-- start Raw data --
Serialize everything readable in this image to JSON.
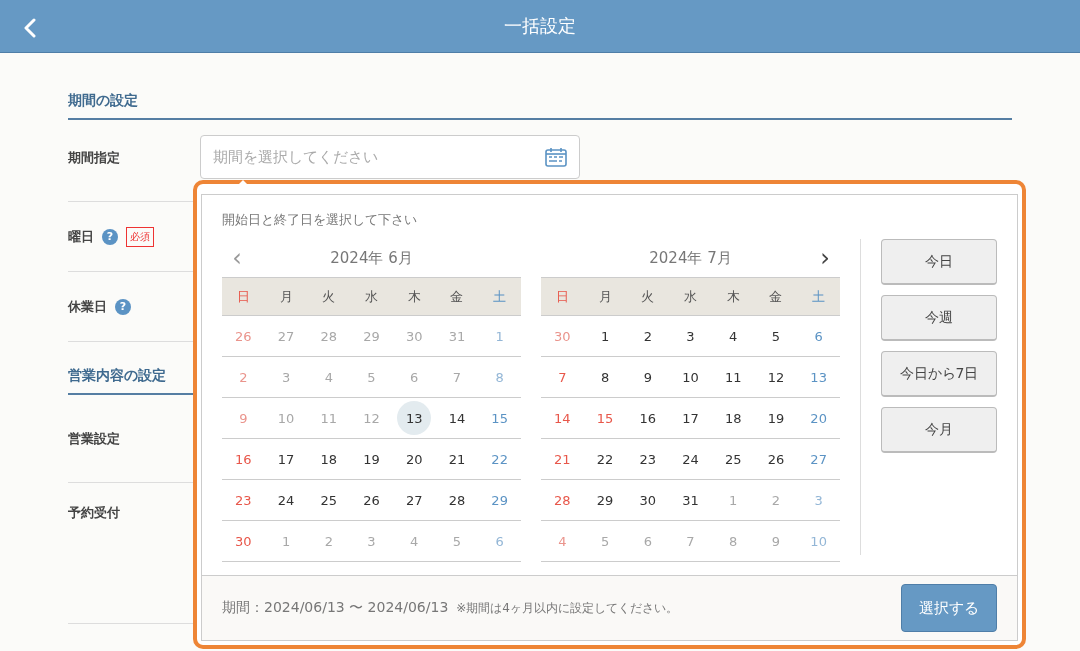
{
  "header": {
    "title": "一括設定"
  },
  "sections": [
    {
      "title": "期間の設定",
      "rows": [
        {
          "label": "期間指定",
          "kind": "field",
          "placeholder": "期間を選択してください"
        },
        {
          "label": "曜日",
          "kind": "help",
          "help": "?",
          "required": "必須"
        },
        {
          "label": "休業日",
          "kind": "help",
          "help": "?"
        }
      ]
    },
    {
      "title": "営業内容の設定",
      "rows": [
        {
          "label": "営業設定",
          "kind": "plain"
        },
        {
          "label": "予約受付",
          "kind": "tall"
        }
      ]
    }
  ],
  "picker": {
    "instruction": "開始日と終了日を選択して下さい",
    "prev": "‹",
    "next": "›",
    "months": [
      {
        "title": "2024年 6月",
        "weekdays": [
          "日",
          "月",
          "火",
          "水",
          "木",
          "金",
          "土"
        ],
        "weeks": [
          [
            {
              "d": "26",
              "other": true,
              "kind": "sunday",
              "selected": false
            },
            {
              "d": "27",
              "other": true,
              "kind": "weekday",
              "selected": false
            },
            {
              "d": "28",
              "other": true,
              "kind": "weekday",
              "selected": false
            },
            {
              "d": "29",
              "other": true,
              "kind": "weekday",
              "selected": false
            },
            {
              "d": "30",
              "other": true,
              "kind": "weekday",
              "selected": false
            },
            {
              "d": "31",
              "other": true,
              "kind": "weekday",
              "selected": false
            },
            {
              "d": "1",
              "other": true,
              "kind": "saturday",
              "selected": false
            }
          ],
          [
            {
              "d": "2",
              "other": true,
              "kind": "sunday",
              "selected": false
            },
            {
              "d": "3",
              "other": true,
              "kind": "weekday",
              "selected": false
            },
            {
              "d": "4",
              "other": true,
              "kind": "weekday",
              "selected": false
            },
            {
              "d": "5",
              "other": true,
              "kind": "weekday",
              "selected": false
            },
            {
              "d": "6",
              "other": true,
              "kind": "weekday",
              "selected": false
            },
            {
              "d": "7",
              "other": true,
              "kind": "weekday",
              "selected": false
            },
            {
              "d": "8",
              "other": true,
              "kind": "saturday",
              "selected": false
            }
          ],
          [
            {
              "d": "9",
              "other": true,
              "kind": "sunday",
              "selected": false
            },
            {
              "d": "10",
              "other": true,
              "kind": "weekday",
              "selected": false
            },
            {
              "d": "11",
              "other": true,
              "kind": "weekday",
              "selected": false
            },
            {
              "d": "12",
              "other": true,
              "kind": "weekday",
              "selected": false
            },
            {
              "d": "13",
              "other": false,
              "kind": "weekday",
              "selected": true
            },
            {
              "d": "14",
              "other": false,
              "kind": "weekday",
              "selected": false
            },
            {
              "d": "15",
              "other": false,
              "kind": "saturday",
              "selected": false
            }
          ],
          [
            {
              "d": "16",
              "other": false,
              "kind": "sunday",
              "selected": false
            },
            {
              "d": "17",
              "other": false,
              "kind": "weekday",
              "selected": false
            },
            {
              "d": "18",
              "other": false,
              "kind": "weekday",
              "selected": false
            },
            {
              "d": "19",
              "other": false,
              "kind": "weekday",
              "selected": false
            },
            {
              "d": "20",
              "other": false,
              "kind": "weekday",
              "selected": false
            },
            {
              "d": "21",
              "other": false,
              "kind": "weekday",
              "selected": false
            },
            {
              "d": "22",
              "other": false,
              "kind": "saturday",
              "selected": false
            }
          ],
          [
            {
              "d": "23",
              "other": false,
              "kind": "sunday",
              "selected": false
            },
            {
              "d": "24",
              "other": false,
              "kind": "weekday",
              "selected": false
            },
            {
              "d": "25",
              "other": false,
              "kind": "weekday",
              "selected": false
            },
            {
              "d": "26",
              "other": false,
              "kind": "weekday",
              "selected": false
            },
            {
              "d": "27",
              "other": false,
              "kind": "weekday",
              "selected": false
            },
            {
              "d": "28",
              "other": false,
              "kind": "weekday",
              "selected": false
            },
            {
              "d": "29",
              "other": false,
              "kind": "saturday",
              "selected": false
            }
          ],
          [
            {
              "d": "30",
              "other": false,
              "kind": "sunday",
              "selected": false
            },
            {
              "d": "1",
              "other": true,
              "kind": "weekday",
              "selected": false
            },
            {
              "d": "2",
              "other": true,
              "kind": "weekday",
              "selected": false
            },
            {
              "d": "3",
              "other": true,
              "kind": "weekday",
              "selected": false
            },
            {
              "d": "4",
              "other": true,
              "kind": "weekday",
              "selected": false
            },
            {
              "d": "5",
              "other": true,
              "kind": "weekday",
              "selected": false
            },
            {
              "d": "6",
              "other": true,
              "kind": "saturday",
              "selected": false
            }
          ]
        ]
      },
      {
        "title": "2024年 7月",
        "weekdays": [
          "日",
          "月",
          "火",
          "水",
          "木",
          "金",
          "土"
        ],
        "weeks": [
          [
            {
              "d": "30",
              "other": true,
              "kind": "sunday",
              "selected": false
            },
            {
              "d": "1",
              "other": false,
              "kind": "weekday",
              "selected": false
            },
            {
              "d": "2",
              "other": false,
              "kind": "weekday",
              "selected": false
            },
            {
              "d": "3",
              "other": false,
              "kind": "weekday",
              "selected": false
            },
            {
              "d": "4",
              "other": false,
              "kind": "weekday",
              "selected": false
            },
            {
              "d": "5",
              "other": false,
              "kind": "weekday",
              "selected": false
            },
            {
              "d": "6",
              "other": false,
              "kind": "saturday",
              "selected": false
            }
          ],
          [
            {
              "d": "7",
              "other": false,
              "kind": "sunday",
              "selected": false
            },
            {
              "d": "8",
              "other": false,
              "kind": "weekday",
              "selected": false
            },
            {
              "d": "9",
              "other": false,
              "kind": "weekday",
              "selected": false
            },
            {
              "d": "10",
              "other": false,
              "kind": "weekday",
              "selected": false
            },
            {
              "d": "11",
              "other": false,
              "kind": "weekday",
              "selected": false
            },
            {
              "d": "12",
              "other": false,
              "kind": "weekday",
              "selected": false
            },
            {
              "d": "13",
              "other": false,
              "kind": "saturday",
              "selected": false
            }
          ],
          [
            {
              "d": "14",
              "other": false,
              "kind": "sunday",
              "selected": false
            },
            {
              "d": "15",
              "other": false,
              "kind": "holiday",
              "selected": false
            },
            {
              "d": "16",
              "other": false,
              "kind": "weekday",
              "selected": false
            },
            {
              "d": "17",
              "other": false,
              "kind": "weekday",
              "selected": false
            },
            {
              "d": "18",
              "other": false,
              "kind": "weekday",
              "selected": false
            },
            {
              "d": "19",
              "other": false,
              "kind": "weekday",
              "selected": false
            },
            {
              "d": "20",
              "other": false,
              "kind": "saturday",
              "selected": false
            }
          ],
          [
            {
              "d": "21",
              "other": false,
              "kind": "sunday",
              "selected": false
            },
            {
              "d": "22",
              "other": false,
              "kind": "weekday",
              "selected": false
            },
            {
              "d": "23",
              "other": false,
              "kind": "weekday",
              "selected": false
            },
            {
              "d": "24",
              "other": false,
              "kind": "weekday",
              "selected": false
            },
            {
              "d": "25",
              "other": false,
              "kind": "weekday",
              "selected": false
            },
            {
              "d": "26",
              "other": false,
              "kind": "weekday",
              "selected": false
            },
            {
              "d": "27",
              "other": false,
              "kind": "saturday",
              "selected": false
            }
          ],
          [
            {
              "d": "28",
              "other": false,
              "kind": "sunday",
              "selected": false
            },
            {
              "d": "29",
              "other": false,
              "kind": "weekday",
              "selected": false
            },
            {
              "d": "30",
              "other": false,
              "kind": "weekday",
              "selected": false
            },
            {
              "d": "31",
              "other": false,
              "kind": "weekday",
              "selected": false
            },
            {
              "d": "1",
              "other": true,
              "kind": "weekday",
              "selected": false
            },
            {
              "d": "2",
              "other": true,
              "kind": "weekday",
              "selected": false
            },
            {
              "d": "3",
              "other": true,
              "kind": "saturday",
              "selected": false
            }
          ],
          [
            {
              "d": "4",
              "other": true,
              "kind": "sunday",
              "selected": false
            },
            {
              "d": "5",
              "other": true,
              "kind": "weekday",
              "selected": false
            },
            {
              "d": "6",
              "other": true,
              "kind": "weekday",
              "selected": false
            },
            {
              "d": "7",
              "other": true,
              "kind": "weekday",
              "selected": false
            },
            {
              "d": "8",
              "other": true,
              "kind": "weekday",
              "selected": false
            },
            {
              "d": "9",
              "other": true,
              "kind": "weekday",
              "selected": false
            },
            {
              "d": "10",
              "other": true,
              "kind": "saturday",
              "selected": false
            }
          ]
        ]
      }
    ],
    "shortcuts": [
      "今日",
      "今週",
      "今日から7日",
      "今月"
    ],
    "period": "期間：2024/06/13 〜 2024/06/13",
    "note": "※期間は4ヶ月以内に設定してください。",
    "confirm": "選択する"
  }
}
-- end Raw data --
Exercise prompt:
Using the material above, work out how many lines contain the string "label". Give that number alone.

Written response:
5